• [About this task]: Your reply should be the following data, copied exactly.

(Excerpts from a figure dataset)

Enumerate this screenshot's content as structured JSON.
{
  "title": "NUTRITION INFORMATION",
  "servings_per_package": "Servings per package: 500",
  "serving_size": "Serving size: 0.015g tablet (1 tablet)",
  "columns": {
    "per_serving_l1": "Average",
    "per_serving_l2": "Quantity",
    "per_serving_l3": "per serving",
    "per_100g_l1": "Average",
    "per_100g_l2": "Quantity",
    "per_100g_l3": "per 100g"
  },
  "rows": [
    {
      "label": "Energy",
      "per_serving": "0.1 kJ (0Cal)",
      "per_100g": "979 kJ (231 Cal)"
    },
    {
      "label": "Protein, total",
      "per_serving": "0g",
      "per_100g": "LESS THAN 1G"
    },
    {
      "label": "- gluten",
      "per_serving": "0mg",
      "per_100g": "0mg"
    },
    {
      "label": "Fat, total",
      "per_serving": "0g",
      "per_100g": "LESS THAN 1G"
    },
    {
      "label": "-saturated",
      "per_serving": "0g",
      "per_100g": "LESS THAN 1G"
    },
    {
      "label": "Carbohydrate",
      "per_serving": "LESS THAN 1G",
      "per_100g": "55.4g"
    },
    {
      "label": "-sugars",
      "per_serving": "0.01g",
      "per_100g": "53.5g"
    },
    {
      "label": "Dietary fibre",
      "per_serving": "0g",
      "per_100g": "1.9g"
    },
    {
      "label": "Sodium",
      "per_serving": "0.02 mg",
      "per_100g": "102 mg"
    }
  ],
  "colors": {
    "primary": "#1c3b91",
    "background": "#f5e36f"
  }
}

• [Solution to this task]:
Enumerate this screenshot's content as structured JSON.
{
  "title": "NUTRITION INFORMATION",
  "servings_per_package": "Servings per package: 500",
  "serving_size": "Serving size: 0.015g tablet (1 tablet)",
  "columns": {
    "per_serving_l1": "Average",
    "per_serving_l2": "Quantity",
    "per_serving_l3": "per serving",
    "per_100g_l1": "Average",
    "per_100g_l2": "Quantity",
    "per_100g_l3": "per 100g"
  },
  "rows": [
    {
      "label": "Energy",
      "per_serving": "0.1 kJ (0Cal)",
      "per_100g": "979 kJ (231 Cal)"
    },
    {
      "label": "Protein, total",
      "per_serving": "0g",
      "per_100g": "LESS THAN 1G"
    },
    {
      "label": "- gluten",
      "per_serving": "0mg",
      "per_100g": "0mg"
    },
    {
      "label": "Fat, total",
      "per_serving": "0g",
      "per_100g": "LESS THAN 1G"
    },
    {
      "label": "-saturated",
      "per_serving": "0g",
      "per_100g": "LESS THAN 1G"
    },
    {
      "label": "Carbohydrate",
      "per_serving": "LESS THAN 1G",
      "per_100g": "55.4g"
    },
    {
      "label": "-sugars",
      "per_serving": "0.01g",
      "per_100g": "53.5g"
    },
    {
      "label": "Dietary fibre",
      "per_serving": "0g",
      "per_100g": "1.9g"
    },
    {
      "label": "Sodium",
      "per_serving": "0.02 mg",
      "per_100g": "102 mg"
    }
  ],
  "colors": {
    "primary": "#1c3b91",
    "background": "#f5e36f"
  }
}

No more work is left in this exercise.